**Exercise:**
Your task is to print all of the material verbatim.

**Material provided:**
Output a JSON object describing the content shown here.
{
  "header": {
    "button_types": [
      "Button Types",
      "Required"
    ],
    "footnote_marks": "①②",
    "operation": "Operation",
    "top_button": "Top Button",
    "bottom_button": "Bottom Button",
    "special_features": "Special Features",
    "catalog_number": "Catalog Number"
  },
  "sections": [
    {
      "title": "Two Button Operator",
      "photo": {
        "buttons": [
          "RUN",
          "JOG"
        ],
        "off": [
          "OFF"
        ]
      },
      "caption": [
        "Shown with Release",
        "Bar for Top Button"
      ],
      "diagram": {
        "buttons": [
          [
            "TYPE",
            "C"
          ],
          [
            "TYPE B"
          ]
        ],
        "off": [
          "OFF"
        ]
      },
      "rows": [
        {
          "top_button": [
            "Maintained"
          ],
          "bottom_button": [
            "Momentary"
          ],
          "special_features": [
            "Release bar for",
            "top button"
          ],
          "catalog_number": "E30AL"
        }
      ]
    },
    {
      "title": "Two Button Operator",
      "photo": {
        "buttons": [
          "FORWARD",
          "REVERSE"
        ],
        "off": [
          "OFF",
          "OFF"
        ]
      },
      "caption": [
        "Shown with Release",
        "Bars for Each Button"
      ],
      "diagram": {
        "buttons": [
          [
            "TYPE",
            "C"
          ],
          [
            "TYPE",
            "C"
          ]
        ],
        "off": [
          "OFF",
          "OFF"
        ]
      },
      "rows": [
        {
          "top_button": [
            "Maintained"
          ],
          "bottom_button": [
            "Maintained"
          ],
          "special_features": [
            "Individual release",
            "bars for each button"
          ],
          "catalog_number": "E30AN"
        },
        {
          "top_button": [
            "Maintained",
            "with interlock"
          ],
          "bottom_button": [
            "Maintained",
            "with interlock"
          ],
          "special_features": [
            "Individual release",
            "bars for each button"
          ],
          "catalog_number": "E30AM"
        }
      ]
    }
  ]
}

**Correct answer:**
Output a JSON object describing the content shown here.
{
  "header": {
    "button_types": [
      "Button Types",
      "Required"
    ],
    "footnote_marks": "①②",
    "operation": "Operation",
    "top_button": "Top Button",
    "bottom_button": "Bottom Button",
    "special_features": "Special Features",
    "catalog_number": "Catalog Number"
  },
  "sections": [
    {
      "title": "Two Button Operator",
      "photo": {
        "buttons": [
          "RUN",
          "JOG"
        ],
        "off": [
          "OFF"
        ]
      },
      "caption": [
        "Shown with Release",
        "Bar for Top Button"
      ],
      "diagram": {
        "buttons": [
          [
            "TYPE",
            "C"
          ],
          [
            "TYPE B"
          ]
        ],
        "off": [
          "OFF"
        ]
      },
      "rows": [
        {
          "top_button": [
            "Maintained"
          ],
          "bottom_button": [
            "Momentary"
          ],
          "special_features": [
            "Release bar for",
            "top button"
          ],
          "catalog_number": "E30AL"
        }
      ]
    },
    {
      "title": "Two Button Operator",
      "photo": {
        "buttons": [
          "FORWARD",
          "REVERSE"
        ],
        "off": [
          "OFF",
          "OFF"
        ]
      },
      "caption": [
        "Shown with Release",
        "Bars for Each Button"
      ],
      "diagram": {
        "buttons": [
          [
            "TYPE",
            "C"
          ],
          [
            "TYPE",
            "C"
          ]
        ],
        "off": [
          "OFF",
          "OFF"
        ]
      },
      "rows": [
        {
          "top_button": [
            "Maintained"
          ],
          "bottom_button": [
            "Maintained"
          ],
          "special_features": [
            "Individual release",
            "bars for each button"
          ],
          "catalog_number": "E30AN"
        },
        {
          "top_button": [
            "Maintained",
            "with interlock"
          ],
          "bottom_button": [
            "Maintained",
            "with interlock"
          ],
          "special_features": [
            "Individual release",
            "bars for each button"
          ],
          "catalog_number": "E30AM"
        }
      ]
    }
  ]
}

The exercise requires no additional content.